Please work out how many lines in the material contain "listopada" and give only that figure.

********************

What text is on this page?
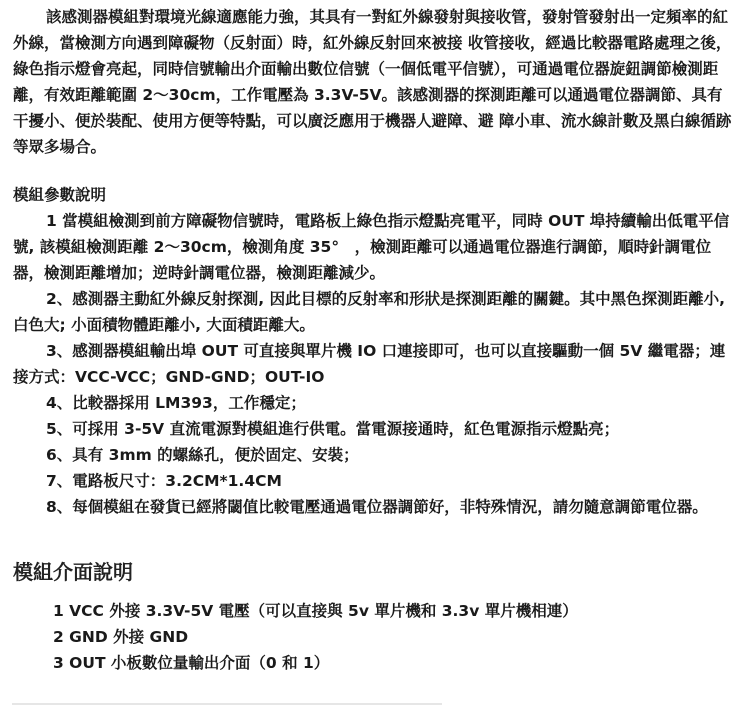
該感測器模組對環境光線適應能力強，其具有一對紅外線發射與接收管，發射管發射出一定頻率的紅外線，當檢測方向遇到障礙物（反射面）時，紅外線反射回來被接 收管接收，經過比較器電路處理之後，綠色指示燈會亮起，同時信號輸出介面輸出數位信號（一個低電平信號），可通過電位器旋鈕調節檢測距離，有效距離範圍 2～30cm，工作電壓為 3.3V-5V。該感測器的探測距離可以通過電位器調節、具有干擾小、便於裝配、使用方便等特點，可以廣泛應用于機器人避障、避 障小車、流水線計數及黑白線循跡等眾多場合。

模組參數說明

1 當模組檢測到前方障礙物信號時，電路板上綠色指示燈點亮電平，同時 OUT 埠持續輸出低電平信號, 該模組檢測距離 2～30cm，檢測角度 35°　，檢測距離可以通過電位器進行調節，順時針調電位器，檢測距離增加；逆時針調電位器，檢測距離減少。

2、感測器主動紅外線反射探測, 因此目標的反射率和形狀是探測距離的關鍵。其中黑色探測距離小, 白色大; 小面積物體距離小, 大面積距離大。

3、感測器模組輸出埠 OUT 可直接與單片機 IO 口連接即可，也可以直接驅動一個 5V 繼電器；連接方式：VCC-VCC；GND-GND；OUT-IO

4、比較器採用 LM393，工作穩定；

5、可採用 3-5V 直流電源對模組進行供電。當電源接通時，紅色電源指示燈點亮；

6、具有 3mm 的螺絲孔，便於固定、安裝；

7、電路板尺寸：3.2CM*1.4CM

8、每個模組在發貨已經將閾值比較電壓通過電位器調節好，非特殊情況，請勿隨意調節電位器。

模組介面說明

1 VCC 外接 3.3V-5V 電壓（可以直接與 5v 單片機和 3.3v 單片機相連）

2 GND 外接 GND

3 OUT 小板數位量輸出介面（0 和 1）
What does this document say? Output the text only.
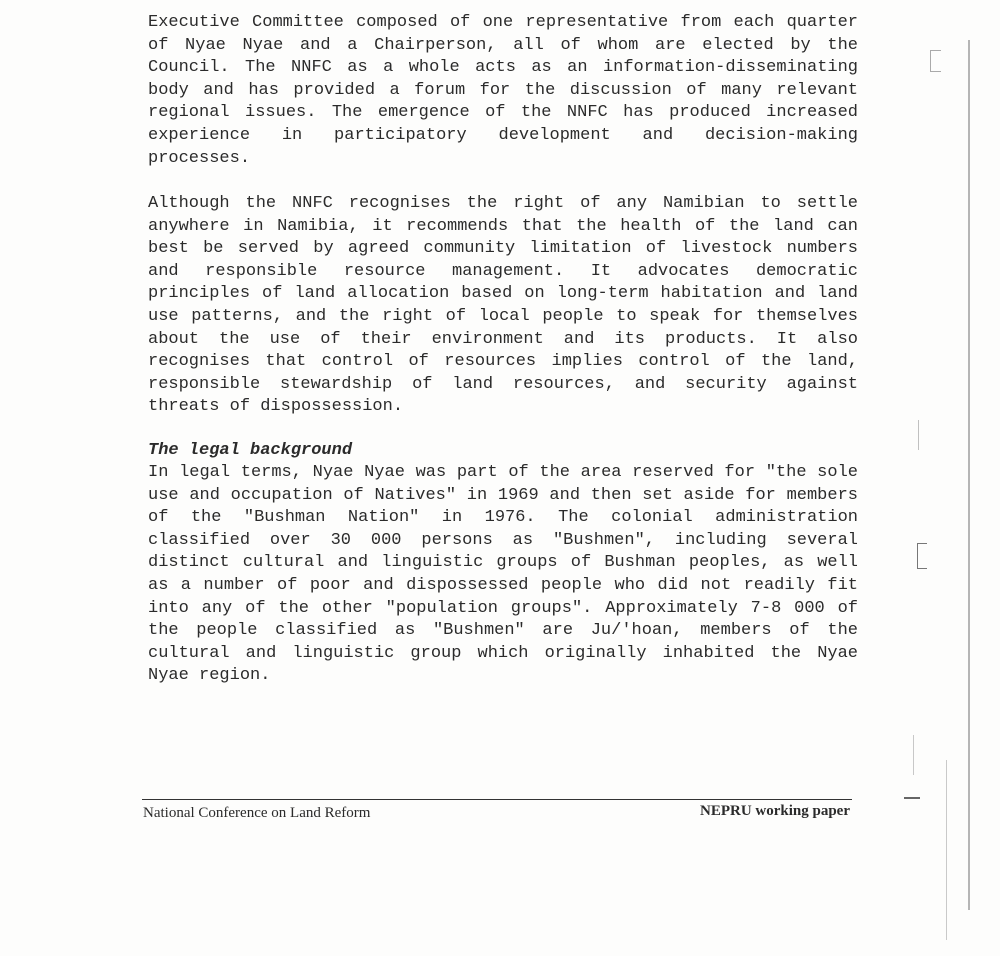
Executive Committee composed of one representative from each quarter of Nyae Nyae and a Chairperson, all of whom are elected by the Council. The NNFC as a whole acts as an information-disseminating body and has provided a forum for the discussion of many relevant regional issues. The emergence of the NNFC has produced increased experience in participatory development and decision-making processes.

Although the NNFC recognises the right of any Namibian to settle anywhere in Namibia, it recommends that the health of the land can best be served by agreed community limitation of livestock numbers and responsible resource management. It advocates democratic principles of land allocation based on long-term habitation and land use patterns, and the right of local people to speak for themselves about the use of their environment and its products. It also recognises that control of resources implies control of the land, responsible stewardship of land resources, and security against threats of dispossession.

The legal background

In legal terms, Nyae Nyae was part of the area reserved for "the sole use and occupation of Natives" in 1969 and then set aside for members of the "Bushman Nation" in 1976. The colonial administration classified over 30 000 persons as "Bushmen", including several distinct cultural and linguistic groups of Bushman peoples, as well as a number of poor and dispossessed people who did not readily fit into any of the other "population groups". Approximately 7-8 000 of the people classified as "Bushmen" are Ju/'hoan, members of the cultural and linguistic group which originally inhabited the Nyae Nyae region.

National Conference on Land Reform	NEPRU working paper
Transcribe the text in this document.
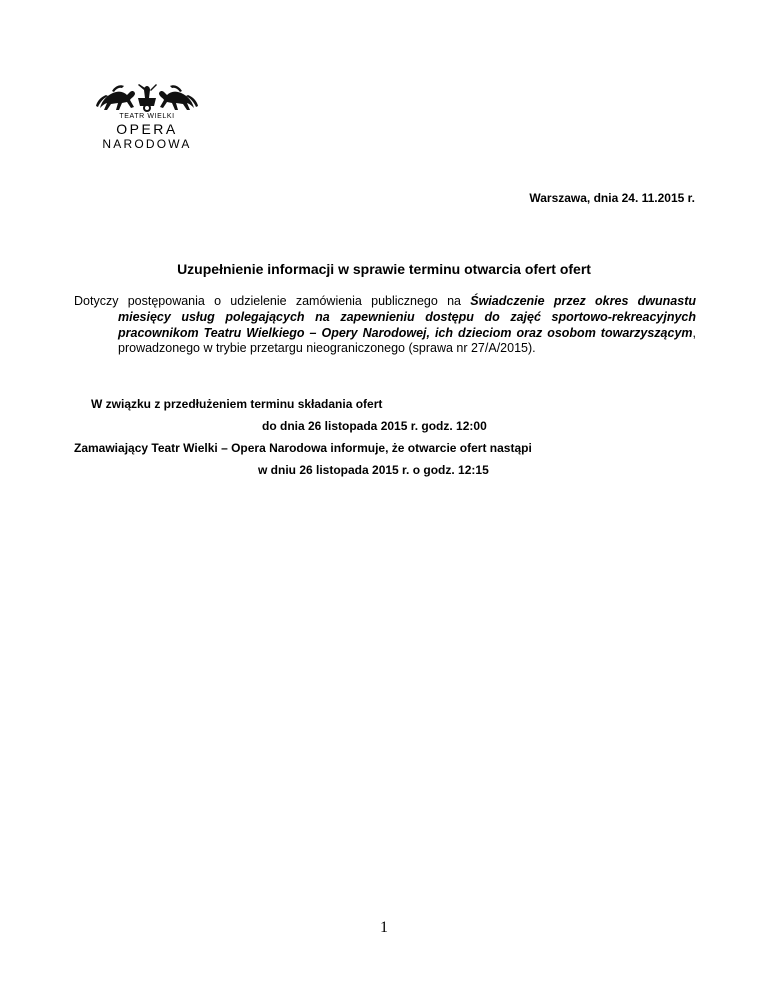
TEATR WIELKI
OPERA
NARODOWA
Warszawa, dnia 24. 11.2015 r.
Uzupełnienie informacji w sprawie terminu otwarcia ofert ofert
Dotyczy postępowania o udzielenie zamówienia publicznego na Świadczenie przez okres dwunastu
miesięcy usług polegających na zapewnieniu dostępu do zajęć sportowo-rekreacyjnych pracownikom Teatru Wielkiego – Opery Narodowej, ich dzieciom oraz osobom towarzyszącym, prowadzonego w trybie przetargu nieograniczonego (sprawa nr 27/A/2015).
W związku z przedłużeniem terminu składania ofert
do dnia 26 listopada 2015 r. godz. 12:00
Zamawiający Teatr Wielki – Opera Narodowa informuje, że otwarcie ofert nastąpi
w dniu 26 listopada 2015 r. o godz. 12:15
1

********************

SOLUTION FOR THIS TASK. 2